→ **Listed entries**
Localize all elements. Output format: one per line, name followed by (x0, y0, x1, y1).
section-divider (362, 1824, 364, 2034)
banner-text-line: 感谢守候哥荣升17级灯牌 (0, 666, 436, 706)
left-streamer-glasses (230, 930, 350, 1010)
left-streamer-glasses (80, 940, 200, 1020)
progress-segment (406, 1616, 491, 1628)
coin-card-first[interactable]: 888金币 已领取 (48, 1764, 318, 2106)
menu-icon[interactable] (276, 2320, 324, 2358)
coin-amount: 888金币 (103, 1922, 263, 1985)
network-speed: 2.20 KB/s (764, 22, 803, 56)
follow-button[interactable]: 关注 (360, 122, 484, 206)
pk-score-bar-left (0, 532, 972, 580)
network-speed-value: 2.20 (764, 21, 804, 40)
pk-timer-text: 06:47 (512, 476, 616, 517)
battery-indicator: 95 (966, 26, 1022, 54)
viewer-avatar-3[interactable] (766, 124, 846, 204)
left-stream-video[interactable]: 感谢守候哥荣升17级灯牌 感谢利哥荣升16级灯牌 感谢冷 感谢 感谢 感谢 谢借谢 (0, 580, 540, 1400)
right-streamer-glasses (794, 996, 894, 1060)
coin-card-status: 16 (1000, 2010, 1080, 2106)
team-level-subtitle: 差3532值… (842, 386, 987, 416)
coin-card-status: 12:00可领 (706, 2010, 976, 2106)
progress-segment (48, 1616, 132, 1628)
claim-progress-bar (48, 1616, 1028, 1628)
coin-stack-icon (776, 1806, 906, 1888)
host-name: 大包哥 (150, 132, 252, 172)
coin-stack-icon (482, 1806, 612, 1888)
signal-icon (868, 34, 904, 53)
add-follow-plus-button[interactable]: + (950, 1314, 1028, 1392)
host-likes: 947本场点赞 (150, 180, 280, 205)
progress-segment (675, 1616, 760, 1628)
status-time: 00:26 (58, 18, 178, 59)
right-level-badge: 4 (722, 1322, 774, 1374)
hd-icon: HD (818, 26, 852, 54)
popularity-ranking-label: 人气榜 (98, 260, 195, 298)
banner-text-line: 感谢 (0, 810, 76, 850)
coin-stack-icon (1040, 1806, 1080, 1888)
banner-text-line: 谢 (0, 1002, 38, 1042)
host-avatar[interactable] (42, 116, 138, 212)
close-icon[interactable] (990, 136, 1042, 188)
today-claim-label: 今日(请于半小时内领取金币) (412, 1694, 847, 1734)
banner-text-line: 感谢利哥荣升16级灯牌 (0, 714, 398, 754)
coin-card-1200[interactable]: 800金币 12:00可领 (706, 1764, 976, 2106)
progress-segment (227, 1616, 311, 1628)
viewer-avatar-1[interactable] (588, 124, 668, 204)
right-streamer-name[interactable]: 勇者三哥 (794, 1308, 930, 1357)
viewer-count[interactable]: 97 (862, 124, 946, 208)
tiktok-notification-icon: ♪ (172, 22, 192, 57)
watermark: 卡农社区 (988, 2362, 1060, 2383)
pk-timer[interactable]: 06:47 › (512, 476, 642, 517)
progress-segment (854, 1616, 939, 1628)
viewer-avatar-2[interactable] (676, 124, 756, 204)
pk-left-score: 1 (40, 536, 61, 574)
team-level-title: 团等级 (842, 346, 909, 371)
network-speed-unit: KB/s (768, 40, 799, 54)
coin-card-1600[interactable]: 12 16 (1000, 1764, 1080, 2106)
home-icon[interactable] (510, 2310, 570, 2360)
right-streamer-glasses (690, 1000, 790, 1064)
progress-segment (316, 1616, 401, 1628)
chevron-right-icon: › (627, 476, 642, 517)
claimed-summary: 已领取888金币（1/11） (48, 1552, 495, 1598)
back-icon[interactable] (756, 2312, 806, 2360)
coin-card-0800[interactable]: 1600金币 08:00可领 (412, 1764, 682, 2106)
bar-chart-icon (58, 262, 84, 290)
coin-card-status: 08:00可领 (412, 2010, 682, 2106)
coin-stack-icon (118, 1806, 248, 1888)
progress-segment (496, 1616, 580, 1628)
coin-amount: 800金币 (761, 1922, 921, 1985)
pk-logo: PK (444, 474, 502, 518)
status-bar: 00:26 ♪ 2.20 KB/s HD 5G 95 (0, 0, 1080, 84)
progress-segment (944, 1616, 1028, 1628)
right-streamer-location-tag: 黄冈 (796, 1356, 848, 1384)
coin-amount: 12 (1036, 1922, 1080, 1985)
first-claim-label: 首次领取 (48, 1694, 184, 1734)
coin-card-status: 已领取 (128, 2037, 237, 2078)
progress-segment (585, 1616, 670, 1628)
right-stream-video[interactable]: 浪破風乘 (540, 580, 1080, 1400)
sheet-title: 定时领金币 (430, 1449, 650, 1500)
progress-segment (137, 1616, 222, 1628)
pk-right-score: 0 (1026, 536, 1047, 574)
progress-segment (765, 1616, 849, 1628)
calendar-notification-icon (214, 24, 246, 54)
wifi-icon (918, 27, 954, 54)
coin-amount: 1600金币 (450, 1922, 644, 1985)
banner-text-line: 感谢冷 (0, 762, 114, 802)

...

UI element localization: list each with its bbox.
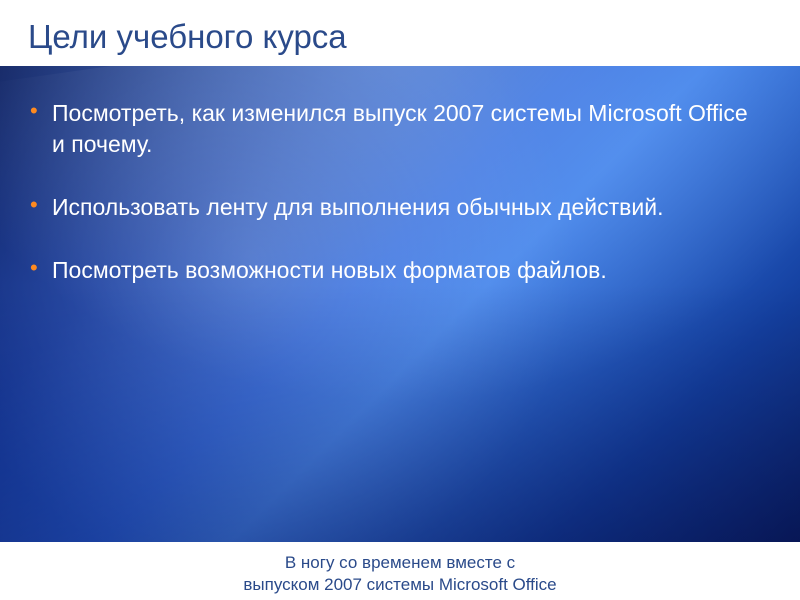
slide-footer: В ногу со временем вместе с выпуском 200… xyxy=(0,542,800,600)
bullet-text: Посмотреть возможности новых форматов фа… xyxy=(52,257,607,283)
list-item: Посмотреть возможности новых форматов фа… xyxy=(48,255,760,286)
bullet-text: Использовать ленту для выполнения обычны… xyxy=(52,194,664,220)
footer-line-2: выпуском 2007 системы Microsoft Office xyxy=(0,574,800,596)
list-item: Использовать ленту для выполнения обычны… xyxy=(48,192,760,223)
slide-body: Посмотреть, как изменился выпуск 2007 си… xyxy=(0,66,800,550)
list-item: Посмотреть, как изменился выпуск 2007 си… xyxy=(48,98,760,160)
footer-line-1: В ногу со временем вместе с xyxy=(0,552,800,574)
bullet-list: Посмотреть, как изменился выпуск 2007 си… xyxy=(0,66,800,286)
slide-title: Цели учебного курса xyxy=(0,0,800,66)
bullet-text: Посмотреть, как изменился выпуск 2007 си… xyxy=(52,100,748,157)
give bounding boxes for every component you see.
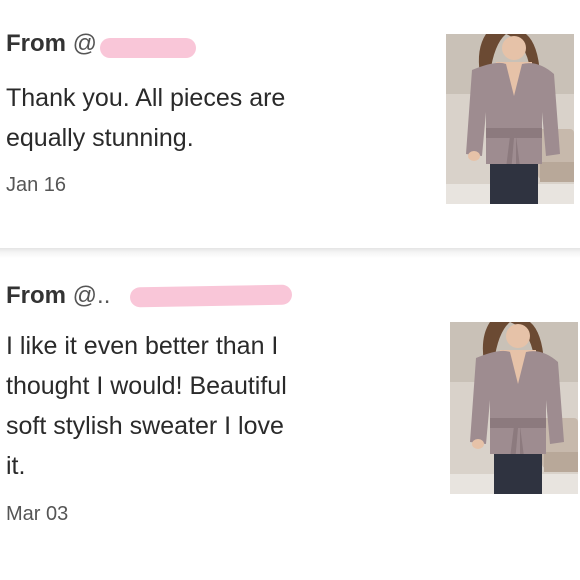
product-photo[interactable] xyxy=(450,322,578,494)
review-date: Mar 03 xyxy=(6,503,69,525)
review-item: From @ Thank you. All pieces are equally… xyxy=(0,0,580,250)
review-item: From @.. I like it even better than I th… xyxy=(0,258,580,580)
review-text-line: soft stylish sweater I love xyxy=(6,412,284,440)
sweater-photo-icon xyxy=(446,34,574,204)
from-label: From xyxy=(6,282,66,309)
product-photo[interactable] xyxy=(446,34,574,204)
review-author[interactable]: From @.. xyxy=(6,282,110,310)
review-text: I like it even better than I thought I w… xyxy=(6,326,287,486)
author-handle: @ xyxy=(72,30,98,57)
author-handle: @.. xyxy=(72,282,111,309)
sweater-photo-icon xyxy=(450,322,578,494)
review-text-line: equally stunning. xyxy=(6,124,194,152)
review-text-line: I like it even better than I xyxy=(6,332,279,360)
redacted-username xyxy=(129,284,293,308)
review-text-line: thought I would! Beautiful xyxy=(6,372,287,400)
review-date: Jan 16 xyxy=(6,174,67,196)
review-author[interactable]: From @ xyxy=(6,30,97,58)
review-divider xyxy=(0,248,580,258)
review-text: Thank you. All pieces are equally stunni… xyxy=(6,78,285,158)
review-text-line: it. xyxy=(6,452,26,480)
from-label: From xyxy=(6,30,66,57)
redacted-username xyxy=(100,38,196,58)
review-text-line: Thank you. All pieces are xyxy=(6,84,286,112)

→ **What the exercise asks**
Copy out the rows exactly, starting with the row that contains "product-photo[interactable] xyxy=(450,322,578,494)" and ending with the row that contains "review-text-line: I like", with both of those rows included.

→ **Task response**
product-photo[interactable] xyxy=(450,322,578,494)
review-date: Mar 03 xyxy=(6,503,69,525)
review-item: From @ Thank you. All pieces are equally… xyxy=(0,0,580,250)
review-item: From @.. I like it even better than I th… xyxy=(0,258,580,580)
review-text-line: soft stylish sweater I love xyxy=(6,412,284,440)
sweater-photo-icon xyxy=(446,34,574,204)
from-label: From xyxy=(6,282,66,309)
product-photo[interactable] xyxy=(446,34,574,204)
review-author[interactable]: From @.. xyxy=(6,282,110,310)
review-text: I like it even better than I thought I w… xyxy=(6,326,287,486)
author-handle: @ xyxy=(72,30,98,57)
author-handle: @.. xyxy=(72,282,111,309)
sweater-photo-icon xyxy=(450,322,578,494)
review-text-line: equally stunning. xyxy=(6,124,194,152)
review-text-line: I like it even better than I xyxy=(6,332,279,360)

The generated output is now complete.